» EXTRACTED INFORMATION
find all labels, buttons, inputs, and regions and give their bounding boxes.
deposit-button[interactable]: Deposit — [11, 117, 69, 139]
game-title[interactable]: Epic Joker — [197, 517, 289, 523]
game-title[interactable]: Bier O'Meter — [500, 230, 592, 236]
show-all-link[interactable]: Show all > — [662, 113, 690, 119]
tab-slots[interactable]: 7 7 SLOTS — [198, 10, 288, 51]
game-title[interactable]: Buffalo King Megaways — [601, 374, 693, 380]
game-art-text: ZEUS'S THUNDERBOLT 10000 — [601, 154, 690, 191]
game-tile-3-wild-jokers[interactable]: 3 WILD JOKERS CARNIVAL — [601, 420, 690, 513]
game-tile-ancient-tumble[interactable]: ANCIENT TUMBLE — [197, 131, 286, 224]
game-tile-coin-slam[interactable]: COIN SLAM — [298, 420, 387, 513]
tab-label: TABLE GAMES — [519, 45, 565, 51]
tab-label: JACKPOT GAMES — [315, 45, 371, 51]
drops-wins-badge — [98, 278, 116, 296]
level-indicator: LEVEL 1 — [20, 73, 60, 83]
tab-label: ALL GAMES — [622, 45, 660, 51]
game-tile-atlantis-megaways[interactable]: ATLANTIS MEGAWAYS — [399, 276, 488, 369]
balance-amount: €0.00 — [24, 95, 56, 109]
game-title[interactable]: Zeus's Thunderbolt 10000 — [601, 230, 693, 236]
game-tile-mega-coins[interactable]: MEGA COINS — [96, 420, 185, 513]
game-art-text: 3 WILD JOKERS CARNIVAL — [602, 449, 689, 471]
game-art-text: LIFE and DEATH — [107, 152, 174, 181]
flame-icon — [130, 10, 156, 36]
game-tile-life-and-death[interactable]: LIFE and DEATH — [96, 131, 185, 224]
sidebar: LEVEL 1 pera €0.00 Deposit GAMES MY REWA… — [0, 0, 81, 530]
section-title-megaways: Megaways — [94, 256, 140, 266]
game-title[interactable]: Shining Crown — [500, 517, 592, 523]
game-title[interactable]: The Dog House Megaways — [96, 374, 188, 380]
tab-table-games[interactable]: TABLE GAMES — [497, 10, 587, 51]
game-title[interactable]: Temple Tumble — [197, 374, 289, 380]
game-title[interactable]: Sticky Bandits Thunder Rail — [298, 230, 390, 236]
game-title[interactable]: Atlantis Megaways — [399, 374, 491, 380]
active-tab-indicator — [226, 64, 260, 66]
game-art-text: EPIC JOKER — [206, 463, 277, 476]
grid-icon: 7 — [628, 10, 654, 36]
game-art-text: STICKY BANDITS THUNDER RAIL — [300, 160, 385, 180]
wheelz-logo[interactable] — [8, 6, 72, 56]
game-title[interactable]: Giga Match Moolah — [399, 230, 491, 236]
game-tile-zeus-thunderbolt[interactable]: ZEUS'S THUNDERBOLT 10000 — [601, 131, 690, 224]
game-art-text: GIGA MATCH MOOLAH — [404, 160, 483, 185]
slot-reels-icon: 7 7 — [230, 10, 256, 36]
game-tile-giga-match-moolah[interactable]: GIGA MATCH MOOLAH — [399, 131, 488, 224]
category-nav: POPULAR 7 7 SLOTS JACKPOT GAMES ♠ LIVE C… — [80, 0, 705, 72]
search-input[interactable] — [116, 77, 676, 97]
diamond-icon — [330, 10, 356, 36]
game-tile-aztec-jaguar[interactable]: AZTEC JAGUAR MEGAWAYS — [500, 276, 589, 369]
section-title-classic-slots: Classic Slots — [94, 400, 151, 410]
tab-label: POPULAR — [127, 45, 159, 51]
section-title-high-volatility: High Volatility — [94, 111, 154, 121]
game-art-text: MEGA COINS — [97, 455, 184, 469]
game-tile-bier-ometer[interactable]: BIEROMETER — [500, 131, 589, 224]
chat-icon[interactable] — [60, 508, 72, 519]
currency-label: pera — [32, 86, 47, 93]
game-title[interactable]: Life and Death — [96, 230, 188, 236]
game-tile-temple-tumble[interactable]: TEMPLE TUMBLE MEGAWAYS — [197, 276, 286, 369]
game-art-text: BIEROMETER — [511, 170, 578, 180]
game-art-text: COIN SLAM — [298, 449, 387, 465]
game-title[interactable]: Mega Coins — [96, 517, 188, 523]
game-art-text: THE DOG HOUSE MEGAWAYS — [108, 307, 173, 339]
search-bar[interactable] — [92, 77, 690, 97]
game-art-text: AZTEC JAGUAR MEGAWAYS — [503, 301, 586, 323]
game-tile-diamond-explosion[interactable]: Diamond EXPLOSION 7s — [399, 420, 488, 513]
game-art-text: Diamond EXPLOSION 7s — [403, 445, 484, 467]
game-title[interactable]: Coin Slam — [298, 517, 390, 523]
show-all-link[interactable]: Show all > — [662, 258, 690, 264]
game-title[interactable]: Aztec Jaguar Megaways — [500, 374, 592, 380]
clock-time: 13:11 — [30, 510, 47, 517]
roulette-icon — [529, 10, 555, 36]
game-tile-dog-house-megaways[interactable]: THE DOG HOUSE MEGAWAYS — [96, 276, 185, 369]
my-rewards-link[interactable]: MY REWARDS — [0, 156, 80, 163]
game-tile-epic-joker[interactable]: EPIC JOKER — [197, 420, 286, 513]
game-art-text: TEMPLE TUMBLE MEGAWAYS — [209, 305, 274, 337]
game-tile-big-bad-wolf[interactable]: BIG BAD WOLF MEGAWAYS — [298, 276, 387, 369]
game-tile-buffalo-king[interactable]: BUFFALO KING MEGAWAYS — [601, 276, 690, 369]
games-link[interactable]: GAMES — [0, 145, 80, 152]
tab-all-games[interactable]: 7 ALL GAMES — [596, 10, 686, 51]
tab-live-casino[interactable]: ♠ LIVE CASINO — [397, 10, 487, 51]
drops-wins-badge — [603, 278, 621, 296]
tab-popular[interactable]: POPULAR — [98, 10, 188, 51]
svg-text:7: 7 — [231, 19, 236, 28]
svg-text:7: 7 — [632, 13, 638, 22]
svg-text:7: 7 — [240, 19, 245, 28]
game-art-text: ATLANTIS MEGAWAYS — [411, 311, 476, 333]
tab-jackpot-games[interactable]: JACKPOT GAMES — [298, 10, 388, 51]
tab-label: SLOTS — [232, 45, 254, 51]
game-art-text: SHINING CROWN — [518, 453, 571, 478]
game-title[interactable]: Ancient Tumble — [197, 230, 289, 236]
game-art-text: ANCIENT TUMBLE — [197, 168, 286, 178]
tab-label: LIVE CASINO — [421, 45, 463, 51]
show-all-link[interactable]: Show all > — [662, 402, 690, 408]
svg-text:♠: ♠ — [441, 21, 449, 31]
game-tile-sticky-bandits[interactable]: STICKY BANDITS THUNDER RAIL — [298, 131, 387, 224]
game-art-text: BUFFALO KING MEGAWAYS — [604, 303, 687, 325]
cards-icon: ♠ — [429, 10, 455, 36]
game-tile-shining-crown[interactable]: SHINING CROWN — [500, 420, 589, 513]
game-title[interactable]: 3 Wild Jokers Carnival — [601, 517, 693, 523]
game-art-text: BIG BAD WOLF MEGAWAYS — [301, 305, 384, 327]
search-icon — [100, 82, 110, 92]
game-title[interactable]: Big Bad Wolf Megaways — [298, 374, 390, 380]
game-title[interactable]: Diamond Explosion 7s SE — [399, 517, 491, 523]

» STATED EXERCISE
Copy out the whole listing above, line for line, without changing anything.

» RESULT OF THE TASK
find all labels, buttons, inputs, and regions and give their bounding boxes.
deposit-button[interactable]: Deposit — [11, 117, 69, 139]
game-title[interactable]: Epic Joker — [197, 517, 289, 523]
game-title[interactable]: Bier O'Meter — [500, 230, 592, 236]
show-all-link[interactable]: Show all > — [662, 113, 690, 119]
tab-slots[interactable]: 7 7 SLOTS — [198, 10, 288, 51]
game-title[interactable]: Buffalo King Megaways — [601, 374, 693, 380]
game-art-text: ZEUS'S THUNDERBOLT 10000 — [601, 154, 690, 191]
game-tile-3-wild-jokers[interactable]: 3 WILD JOKERS CARNIVAL — [601, 420, 690, 513]
game-tile-ancient-tumble[interactable]: ANCIENT TUMBLE — [197, 131, 286, 224]
game-tile-coin-slam[interactable]: COIN SLAM — [298, 420, 387, 513]
tab-label: TABLE GAMES — [519, 45, 565, 51]
tab-label: JACKPOT GAMES — [315, 45, 371, 51]
drops-wins-badge — [98, 278, 116, 296]
level-indicator: LEVEL 1 — [20, 73, 60, 83]
tab-label: ALL GAMES — [622, 45, 660, 51]
game-tile-atlantis-megaways[interactable]: ATLANTIS MEGAWAYS — [399, 276, 488, 369]
balance-amount: €0.00 — [24, 95, 56, 109]
game-title[interactable]: Zeus's Thunderbolt 10000 — [601, 230, 693, 236]
game-tile-mega-coins[interactable]: MEGA COINS — [96, 420, 185, 513]
game-art-text: 3 WILD JOKERS CARNIVAL — [602, 449, 689, 471]
game-art-text: LIFE and DEATH — [107, 152, 174, 181]
flame-icon — [130, 10, 156, 36]
game-tile-life-and-death[interactable]: LIFE and DEATH — [96, 131, 185, 224]
sidebar: LEVEL 1 pera €0.00 Deposit GAMES MY REWA… — [0, 0, 81, 530]
section-title-megaways: Megaways — [94, 256, 140, 266]
game-title[interactable]: Shining Crown — [500, 517, 592, 523]
game-title[interactable]: The Dog House Megaways — [96, 374, 188, 380]
tab-table-games[interactable]: TABLE GAMES — [497, 10, 587, 51]
game-title[interactable]: Temple Tumble — [197, 374, 289, 380]
game-title[interactable]: Sticky Bandits Thunder Rail — [298, 230, 390, 236]
game-title[interactable]: Atlantis Megaways — [399, 374, 491, 380]
active-tab-indicator — [226, 64, 260, 66]
game-art-text: EPIC JOKER — [206, 463, 277, 476]
grid-icon: 7 — [628, 10, 654, 36]
game-art-text: STICKY BANDITS THUNDER RAIL — [300, 160, 385, 180]
wheelz-logo[interactable] — [8, 6, 72, 56]
game-title[interactable]: Giga Match Moolah — [399, 230, 491, 236]
game-tile-zeus-thunderbolt[interactable]: ZEUS'S THUNDERBOLT 10000 — [601, 131, 690, 224]
game-art-text: GIGA MATCH MOOLAH — [404, 160, 483, 185]
slot-reels-icon: 7 7 — [230, 10, 256, 36]
game-tile-giga-match-moolah[interactable]: GIGA MATCH MOOLAH — [399, 131, 488, 224]
category-nav: POPULAR 7 7 SLOTS JACKPOT GAMES ♠ LIVE C… — [80, 0, 705, 72]
search-input[interactable] — [116, 77, 676, 97]
diamond-icon — [330, 10, 356, 36]
game-tile-aztec-jaguar[interactable]: AZTEC JAGUAR MEGAWAYS — [500, 276, 589, 369]
section-title-classic-slots: Classic Slots — [94, 400, 151, 410]
tab-label: POPULAR — [127, 45, 159, 51]
section-title-high-volatility: High Volatility — [94, 111, 154, 121]
game-art-text: MEGA COINS — [97, 455, 184, 469]
game-tile-bier-ometer[interactable]: BIEROMETER — [500, 131, 589, 224]
chat-icon[interactable] — [60, 508, 72, 519]
currency-label: pera — [32, 86, 47, 93]
game-title[interactable]: Life and Death — [96, 230, 188, 236]
game-tile-temple-tumble[interactable]: TEMPLE TUMBLE MEGAWAYS — [197, 276, 286, 369]
game-art-text: BIEROMETER — [511, 170, 578, 180]
game-art-text: COIN SLAM — [298, 449, 387, 465]
game-title[interactable]: Mega Coins — [96, 517, 188, 523]
game-art-text: THE DOG HOUSE MEGAWAYS — [108, 307, 173, 339]
search-bar[interactable] — [92, 77, 690, 97]
game-art-text: AZTEC JAGUAR MEGAWAYS — [503, 301, 586, 323]
game-tile-diamond-explosion[interactable]: Diamond EXPLOSION 7s — [399, 420, 488, 513]
game-art-text: Diamond EXPLOSION 7s — [403, 445, 484, 467]
game-title[interactable]: Coin Slam — [298, 517, 390, 523]
show-all-link[interactable]: Show all > — [662, 258, 690, 264]
game-title[interactable]: Aztec Jaguar Megaways — [500, 374, 592, 380]
clock-time: 13:11 — [30, 510, 47, 517]
roulette-icon — [529, 10, 555, 36]
game-tile-dog-house-megaways[interactable]: THE DOG HOUSE MEGAWAYS — [96, 276, 185, 369]
my-rewards-link[interactable]: MY REWARDS — [0, 156, 80, 163]
game-tile-epic-joker[interactable]: EPIC JOKER — [197, 420, 286, 513]
game-art-text: TEMPLE TUMBLE MEGAWAYS — [209, 305, 274, 337]
game-tile-big-bad-wolf[interactable]: BIG BAD WOLF MEGAWAYS — [298, 276, 387, 369]
game-tile-buffalo-king[interactable]: BUFFALO KING MEGAWAYS — [601, 276, 690, 369]
games-link[interactable]: GAMES — [0, 145, 80, 152]
tab-all-games[interactable]: 7 ALL GAMES — [596, 10, 686, 51]
tab-live-casino[interactable]: ♠ LIVE CASINO — [397, 10, 487, 51]
drops-wins-badge — [603, 278, 621, 296]
tab-popular[interactable]: POPULAR — [98, 10, 188, 51]
svg-text:7: 7 — [231, 19, 236, 28]
svg-text:7: 7 — [632, 13, 638, 22]
svg-text:7: 7 — [240, 19, 245, 28]
game-art-text: ATLANTIS MEGAWAYS — [411, 311, 476, 333]
tab-jackpot-games[interactable]: JACKPOT GAMES — [298, 10, 388, 51]
tab-label: SLOTS — [232, 45, 254, 51]
game-art-text: SHINING CROWN — [518, 453, 571, 478]
game-title[interactable]: Ancient Tumble — [197, 230, 289, 236]
game-art-text: ANCIENT TUMBLE — [197, 168, 286, 178]
tab-label: LIVE CASINO — [421, 45, 463, 51]
show-all-link[interactable]: Show all > — [662, 402, 690, 408]
svg-text:♠: ♠ — [441, 21, 449, 31]
game-tile-sticky-bandits[interactable]: STICKY BANDITS THUNDER RAIL — [298, 131, 387, 224]
game-art-text: BUFFALO KING MEGAWAYS — [604, 303, 687, 325]
cards-icon: ♠ — [429, 10, 455, 36]
game-tile-shining-crown[interactable]: SHINING CROWN — [500, 420, 589, 513]
game-title[interactable]: 3 Wild Jokers Carnival — [601, 517, 693, 523]
game-art-text: BIG BAD WOLF MEGAWAYS — [301, 305, 384, 327]
search-icon — [100, 82, 110, 92]
game-title[interactable]: Big Bad Wolf Megaways — [298, 374, 390, 380]
game-title[interactable]: Diamond Explosion 7s SE — [399, 517, 491, 523]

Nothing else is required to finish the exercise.